* Begin *
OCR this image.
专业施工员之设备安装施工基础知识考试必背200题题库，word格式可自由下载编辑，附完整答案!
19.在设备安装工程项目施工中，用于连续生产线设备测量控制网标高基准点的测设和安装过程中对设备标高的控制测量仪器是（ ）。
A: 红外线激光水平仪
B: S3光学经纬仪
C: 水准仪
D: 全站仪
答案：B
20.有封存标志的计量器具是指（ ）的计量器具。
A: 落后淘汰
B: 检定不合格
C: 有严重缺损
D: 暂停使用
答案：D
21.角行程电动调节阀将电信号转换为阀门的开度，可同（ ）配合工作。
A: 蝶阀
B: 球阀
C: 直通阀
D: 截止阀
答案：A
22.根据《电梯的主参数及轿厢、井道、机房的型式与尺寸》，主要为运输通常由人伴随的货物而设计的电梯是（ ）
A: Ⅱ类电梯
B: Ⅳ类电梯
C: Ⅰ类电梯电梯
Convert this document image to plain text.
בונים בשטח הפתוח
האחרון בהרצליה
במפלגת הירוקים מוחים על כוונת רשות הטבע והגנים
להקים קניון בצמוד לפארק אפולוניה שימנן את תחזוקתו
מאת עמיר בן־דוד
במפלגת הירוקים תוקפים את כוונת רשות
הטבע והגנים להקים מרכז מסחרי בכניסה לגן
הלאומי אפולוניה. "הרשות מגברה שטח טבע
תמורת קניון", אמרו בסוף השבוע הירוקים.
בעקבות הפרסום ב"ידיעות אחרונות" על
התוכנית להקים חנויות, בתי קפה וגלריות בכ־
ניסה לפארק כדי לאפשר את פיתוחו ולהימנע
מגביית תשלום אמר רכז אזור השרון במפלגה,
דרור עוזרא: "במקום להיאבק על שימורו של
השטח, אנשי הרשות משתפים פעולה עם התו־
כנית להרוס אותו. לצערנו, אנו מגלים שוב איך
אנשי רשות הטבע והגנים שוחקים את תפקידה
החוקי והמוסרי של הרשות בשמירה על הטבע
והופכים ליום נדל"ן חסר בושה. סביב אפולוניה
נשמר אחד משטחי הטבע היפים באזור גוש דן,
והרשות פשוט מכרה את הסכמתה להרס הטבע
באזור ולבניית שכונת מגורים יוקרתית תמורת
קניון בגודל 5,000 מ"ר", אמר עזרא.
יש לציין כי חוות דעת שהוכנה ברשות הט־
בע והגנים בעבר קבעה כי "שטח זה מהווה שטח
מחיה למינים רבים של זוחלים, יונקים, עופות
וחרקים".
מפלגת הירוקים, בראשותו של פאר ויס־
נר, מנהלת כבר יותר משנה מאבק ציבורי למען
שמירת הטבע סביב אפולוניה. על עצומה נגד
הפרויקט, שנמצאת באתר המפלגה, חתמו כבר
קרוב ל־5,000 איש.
* End *
• **Directive**:
Retype every entry word for word.

• **Completed task**:
OCR this image.
专业施工员之设备安装施工基础知识考试必背200题题库，word格式可自由下载编辑，附完整答案!
19.在设备安装工程项目施工中，用于连续生产线设备测量控制网标高基准点的测设和安装过程中对设备标高的控制测量仪器是（ ）。
A: 红外线激光水平仪
B: S3光学经纬仪
C: 水准仪
D: 全站仪
答案：B
20.有封存标志的计量器具是指（ ）的计量器具。
A: 落后淘汰
B: 检定不合格
C: 有严重缺损
D: 暂停使用
答案：D
21.角行程电动调节阀将电信号转换为阀门的开度，可同（ ）配合工作。
A: 蝶阀
B: 球阀
C: 直通阀
D: 截止阀
答案：A
22.根据《电梯的主参数及轿厢、井道、机房的型式与尺寸》，主要为运输通常由人伴随的货物而设计的电梯是（ ）
A: Ⅱ类电梯
B: Ⅳ类电梯
C: Ⅰ类电梯电梯
Convert this document image to plain text.
בונים בשטח הפתוח
האחרון בהרצליה
במפלגת הירוקים מוחים על כוונת רשות הטבע והגנים
להקים קניון בצמוד לפארק אפולוניה שימנן את תחזוקתו
מאת עמיר בן־דוד
במפלגת הירוקים תוקפים את כוונת רשות
הטבע והגנים להקים מרכז מסחרי בכניסה לגן
הלאומי אפולוניה. "הרשות מגברה שטח טבע
תמורת קניון", אמרו בסוף השבוע הירוקים.
בעקבות הפרסום ב"ידיעות אחרונות" על
התוכנית להקים חנויות, בתי קפה וגלריות בכ־
ניסה לפארק כדי לאפשר את פיתוחו ולהימנע
מגביית תשלום אמר רכז אזור השרון במפלגה,
דרור עוזרא: "במקום להיאבק על שימורו של
השטח, אנשי הרשות משתפים פעולה עם התו־
כנית להרוס אותו. לצערנו, אנו מגלים שוב איך
אנשי רשות הטבע והגנים שוחקים את תפקידה
החוקי והמוסרי של הרשות בשמירה על הטבע
והופכים ליום נדל"ן חסר בושה. סביב אפולוניה
נשמר אחד משטחי הטבע היפים באזור גוש דן,
והרשות פשוט מכרה את הסכמתה להרס הטבע
באזור ולבניית שכונת מגורים יוקרתית תמורת
קניון בגודל 5,000 מ"ר", אמר עזרא.
יש לציין כי חוות דעת שהוכנה ברשות הט־
בע והגנים בעבר קבעה כי "שטח זה מהווה שטח
מחיה למינים רבים של זוחלים, יונקים, עופות
וחרקים".
מפלגת הירוקים, בראשותו של פאר ויס־
נר, מנהלת כבר יותר משנה מאבק ציבורי למען
שמירת הטבע סביב אפולוניה. על עצומה נגד
הפרויקט, שנמצאת באתר המפלגה, חתמו כבר
קרוב ל־5,000 איש.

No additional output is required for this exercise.